Short exercise: In the text on fs-patterns, which variable identifies the lexeme in question?

Text excerpt:
______
Since f-structures do not indicate linear order, the fs-pattern merely indicates a piece large enough to establish all necessary dependencies. Thus, in the simple case, the fs-pattern for a verb will indicate the arguments which the verb subcategorizes for. In LFG f-structures, all arguments (including subjects) are immediate children of the verb node, so the selection in the fs-pattern is for elements which are descendants of the current lexeme in the f-structure tree. However, we also use the same mechanism for syntactic relationships other than arguments. So adjectives and prepositions, for example, select (in their respective fs-patterns) for the syntactic head which they modify (in addition, prepositions select for their arguments.)

In the fs-patterns, we place variables at the ROOT positions selected for by the lexeme in question, which is identified by the variable $var0; this allows the fs-patterns to be inherited (using the CLASS mechanism described above). Subsequently numbered variables ($var1, $var2, ...) identify other nodes in the f-structure with which the current lexeme has syntactic or semantic dependencies. For example, the fs-pattern below is appropriate for any regular monotransitive verb:

((root $var0)
(subj ((root $var1) (cat n)))
(obj ((root $var2) (cat n))))
Or, viewed as a feature structure:

[figure missing]

The exact syntactic relationship of words in a sentence may vary by syntactic transformations, valency changes, or movement rules; for this reason, we introduce this level of indirection (the variables) in the fs-patterns. Additional advantages of this mechanism include the ability to inherit fs-patterns from a hierarchy, as well as reducing the work in assigning lexical-function <==> case role correspondences.
______
Image-based layout entries:
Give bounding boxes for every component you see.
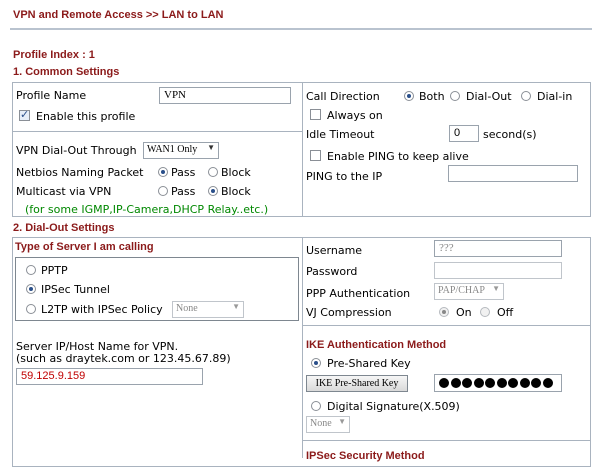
dialout-through-select[interactable]: WAN1 Only ▼ <box>143 142 219 159</box>
password-field[interactable] <box>434 262 562 279</box>
ipsec-method-title: IPSec Security Method <box>306 450 425 462</box>
idle-timeout-label: Idle Timeout <box>306 128 375 141</box>
ping-ip-label: PING to the IP <box>306 170 383 183</box>
ipsec-divider <box>303 440 590 441</box>
idle-timeout-unit: second(s) <box>483 128 537 141</box>
profile-name-field[interactable]: VPN <box>159 87 291 104</box>
profile-name-label: Profile Name <box>16 89 87 102</box>
mask-dot <box>485 378 495 388</box>
psk-radio[interactable] <box>311 358 321 368</box>
enable-profile-label: Enable this profile <box>36 110 136 123</box>
vj-on-radio[interactable] <box>439 307 449 317</box>
l2tp-policy-select[interactable]: None ▼ <box>172 301 244 318</box>
vj-off-radio[interactable] <box>480 307 490 317</box>
vj-on-label: On <box>456 306 472 319</box>
profile-index: Profile Index : 1 <box>13 49 95 61</box>
mask-dot <box>542 378 553 388</box>
psk-label: Pre-Shared Key <box>327 357 411 370</box>
common-divider <box>302 83 303 216</box>
ike-title: IKE Authentication Method <box>306 339 447 351</box>
username-label: Username <box>306 244 363 257</box>
common-left-divider <box>13 131 302 132</box>
call-direction-label: Call Direction <box>306 90 380 103</box>
psk-mask <box>439 378 557 388</box>
header-divider <box>10 28 592 30</box>
chevron-down-icon: ▼ <box>207 143 215 152</box>
netbios-block-label: Block <box>221 166 251 179</box>
call-dialout-label: Dial-Out <box>466 90 512 103</box>
l2tp-policy-value: None <box>176 303 198 314</box>
always-on-checkbox[interactable] <box>310 109 321 120</box>
ike-divider <box>303 325 590 326</box>
call-both-label: Both <box>419 90 445 103</box>
pptp-label: PPTP <box>41 264 68 277</box>
mask-dot <box>519 378 530 388</box>
dialout-through-value: WAN1 Only <box>147 144 198 155</box>
enable-profile-checkbox[interactable] <box>19 108 30 121</box>
ike-psk-field[interactable] <box>434 374 562 392</box>
l2tp-radio[interactable] <box>26 304 36 314</box>
mask-dot <box>450 378 461 388</box>
netbios-block-radio[interactable] <box>208 167 218 177</box>
enable-ping-checkbox[interactable] <box>310 150 321 161</box>
digital-sig-radio[interactable] <box>311 401 321 411</box>
mask-dot <box>462 378 472 388</box>
breadcrumb: VPN and Remote Access >> LAN to LAN <box>13 9 224 21</box>
mask-dot <box>439 378 449 388</box>
call-dialin-label: Dial-in <box>537 90 573 103</box>
ppp-auth-select[interactable]: PAP/CHAP ▼ <box>434 283 504 300</box>
multicast-pass-label: Pass <box>171 185 196 198</box>
idle-timeout-field[interactable]: 0 <box>449 125 479 142</box>
multicast-block-label: Block <box>221 185 251 198</box>
pptp-radio[interactable] <box>26 265 36 275</box>
multicast-note: (for some IGMP,IP-Camera,DHCP Relay..etc… <box>25 203 269 216</box>
digital-sig-select[interactable]: None ▼ <box>306 416 350 433</box>
username-field[interactable]: ??? <box>434 240 562 257</box>
chevron-down-icon: ▼ <box>338 417 346 426</box>
multicast-pass-radio[interactable] <box>158 186 168 196</box>
mask-dot <box>508 378 518 388</box>
chevron-down-icon: ▼ <box>492 284 500 293</box>
vj-label: VJ Compression <box>306 306 392 319</box>
netbios-label: Netbios Naming Packet <box>16 166 144 179</box>
dialout-through-label: VPN Dial-Out Through <box>16 144 137 157</box>
multicast-label: Multicast via VPN <box>16 185 112 198</box>
digital-sig-value: None <box>310 418 332 429</box>
dialout-divider <box>302 238 303 458</box>
netbios-pass-radio[interactable] <box>158 167 168 177</box>
password-label: Password <box>306 265 358 278</box>
enable-ping-label: Enable PING to keep alive <box>327 150 469 163</box>
ping-ip-field[interactable] <box>448 165 578 182</box>
server-host-field[interactable]: 59.125.9.159 <box>16 368 203 385</box>
multicast-block-radio[interactable] <box>208 186 218 196</box>
call-both-radio[interactable] <box>404 91 414 101</box>
mask-dot <box>473 378 484 388</box>
ipsec-tunnel-label: IPSec Tunnel <box>41 283 110 296</box>
call-dialin-radio[interactable] <box>521 91 531 101</box>
mask-dot <box>531 378 541 388</box>
mask-dot <box>496 378 507 388</box>
ppp-auth-label: PPP Authentication <box>306 287 411 300</box>
server-host-hint: (such as draytek.com or 123.45.67.89) <box>16 352 231 365</box>
ipsec-tunnel-radio[interactable] <box>26 284 36 294</box>
server-type-title: Type of Server I am calling <box>15 241 154 253</box>
ppp-auth-value: PAP/CHAP <box>438 285 485 296</box>
call-dialout-radio[interactable] <box>450 91 460 101</box>
netbios-pass-label: Pass <box>171 166 196 179</box>
vj-off-label: Off <box>497 306 514 319</box>
always-on-label: Always on <box>327 109 383 122</box>
chevron-down-icon: ▼ <box>232 302 240 311</box>
digital-sig-label: Digital Signature(X.509) <box>327 400 460 413</box>
section-common-settings: 1. Common Settings <box>13 66 120 78</box>
section-dialout-settings: 2. Dial-Out Settings <box>13 222 115 234</box>
ike-psk-button[interactable]: IKE Pre-Shared Key <box>306 375 408 392</box>
l2tp-label: L2TP with IPSec Policy <box>41 303 163 316</box>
______
Task output: $var0